Aim of the task
Where a line of the listing below includes the word "Сухобузимское", reproduce that line.

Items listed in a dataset
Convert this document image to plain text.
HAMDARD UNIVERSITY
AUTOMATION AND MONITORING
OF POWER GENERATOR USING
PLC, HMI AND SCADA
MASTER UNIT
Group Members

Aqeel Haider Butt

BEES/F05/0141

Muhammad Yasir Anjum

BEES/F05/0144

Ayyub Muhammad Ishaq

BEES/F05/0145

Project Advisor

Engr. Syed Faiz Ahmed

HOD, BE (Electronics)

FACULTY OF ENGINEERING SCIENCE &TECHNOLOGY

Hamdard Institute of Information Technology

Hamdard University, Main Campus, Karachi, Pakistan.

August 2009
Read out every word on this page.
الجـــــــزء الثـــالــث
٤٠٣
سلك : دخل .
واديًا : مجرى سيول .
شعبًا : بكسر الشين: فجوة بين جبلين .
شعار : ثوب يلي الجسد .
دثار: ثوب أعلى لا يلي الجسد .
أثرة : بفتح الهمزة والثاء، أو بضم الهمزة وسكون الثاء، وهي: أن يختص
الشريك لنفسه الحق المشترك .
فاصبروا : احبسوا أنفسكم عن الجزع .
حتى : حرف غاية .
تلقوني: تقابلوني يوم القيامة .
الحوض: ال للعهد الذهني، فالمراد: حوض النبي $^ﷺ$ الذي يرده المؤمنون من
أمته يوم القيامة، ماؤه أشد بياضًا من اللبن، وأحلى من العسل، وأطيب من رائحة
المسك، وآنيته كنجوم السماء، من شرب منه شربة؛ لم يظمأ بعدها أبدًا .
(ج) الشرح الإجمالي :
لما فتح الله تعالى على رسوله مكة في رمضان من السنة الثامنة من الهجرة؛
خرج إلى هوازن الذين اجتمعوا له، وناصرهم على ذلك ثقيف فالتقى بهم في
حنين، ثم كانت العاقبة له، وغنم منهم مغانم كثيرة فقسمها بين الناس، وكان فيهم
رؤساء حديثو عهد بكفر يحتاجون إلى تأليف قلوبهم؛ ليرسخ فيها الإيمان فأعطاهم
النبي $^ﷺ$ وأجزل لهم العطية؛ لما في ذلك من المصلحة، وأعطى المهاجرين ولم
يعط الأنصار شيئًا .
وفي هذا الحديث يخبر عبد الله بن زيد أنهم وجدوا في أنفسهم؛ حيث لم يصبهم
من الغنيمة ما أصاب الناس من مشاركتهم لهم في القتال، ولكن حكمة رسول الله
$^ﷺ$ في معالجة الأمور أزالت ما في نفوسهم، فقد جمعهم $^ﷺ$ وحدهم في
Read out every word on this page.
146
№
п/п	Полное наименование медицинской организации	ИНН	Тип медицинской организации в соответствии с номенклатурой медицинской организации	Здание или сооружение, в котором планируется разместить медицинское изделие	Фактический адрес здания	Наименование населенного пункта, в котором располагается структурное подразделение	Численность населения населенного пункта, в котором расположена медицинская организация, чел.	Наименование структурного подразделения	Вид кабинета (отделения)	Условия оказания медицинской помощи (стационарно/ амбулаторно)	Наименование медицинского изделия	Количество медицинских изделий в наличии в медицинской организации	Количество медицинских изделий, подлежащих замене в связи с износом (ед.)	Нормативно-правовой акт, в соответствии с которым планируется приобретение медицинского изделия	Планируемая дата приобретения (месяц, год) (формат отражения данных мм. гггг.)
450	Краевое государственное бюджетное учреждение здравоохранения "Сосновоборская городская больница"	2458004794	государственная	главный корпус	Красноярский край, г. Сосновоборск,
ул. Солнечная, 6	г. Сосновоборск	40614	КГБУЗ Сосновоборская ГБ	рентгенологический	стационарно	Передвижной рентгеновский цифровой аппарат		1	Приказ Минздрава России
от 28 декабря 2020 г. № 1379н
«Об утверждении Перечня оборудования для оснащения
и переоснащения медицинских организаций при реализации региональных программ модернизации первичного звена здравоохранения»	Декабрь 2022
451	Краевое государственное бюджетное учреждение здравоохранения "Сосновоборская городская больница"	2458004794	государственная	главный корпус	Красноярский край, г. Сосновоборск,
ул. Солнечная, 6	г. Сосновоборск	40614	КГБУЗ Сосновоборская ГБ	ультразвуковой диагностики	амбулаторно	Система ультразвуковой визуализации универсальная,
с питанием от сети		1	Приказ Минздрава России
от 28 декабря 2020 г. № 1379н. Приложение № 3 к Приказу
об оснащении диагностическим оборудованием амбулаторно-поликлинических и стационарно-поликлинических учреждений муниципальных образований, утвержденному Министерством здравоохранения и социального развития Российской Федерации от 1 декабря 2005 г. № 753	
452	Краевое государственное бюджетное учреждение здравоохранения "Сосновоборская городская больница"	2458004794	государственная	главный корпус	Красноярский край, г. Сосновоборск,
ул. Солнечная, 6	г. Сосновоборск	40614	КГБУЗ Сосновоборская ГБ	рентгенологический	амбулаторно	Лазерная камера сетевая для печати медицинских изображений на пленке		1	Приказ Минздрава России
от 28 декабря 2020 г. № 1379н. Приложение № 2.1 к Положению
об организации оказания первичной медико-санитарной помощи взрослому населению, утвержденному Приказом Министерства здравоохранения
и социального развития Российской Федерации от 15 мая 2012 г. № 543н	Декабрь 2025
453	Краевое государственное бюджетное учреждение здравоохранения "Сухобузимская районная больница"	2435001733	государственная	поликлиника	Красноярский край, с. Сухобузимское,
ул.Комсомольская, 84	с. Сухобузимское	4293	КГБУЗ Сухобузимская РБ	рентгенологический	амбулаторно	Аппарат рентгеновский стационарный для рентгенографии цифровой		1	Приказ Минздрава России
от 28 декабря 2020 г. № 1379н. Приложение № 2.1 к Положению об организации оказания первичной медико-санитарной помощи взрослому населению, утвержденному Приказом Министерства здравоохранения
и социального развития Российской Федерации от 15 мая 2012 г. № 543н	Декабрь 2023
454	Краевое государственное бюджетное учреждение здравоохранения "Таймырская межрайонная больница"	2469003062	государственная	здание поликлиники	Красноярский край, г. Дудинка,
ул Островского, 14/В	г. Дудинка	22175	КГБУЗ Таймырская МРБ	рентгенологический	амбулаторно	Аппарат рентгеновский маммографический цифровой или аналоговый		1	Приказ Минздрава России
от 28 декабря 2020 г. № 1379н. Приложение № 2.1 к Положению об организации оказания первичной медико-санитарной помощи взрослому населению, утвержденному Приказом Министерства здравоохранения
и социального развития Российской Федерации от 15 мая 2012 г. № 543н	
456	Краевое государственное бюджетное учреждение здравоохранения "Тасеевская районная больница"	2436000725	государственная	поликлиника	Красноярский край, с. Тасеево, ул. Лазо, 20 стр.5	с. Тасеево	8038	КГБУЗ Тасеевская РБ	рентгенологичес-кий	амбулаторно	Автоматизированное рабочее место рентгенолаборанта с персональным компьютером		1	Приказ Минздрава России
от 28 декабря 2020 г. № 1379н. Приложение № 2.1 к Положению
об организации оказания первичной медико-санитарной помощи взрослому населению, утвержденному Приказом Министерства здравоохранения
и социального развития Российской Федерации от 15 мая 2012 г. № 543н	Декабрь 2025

Result for this task
453	Краевое государственное бюджетное учреждение здравоохранения "Сухобузимская районная больница"	2435001733	государственная	поликлиника	Красноярский край, с. Сухобузимское,
ул.Комсомольская, 84	с. Сухобузимское	4293	КГБУЗ Сухобузимская РБ	рентгенологический	амбулаторно	Аппарат рентгеновский стационарный для рентгенографии цифровой		1	Приказ Минздрава России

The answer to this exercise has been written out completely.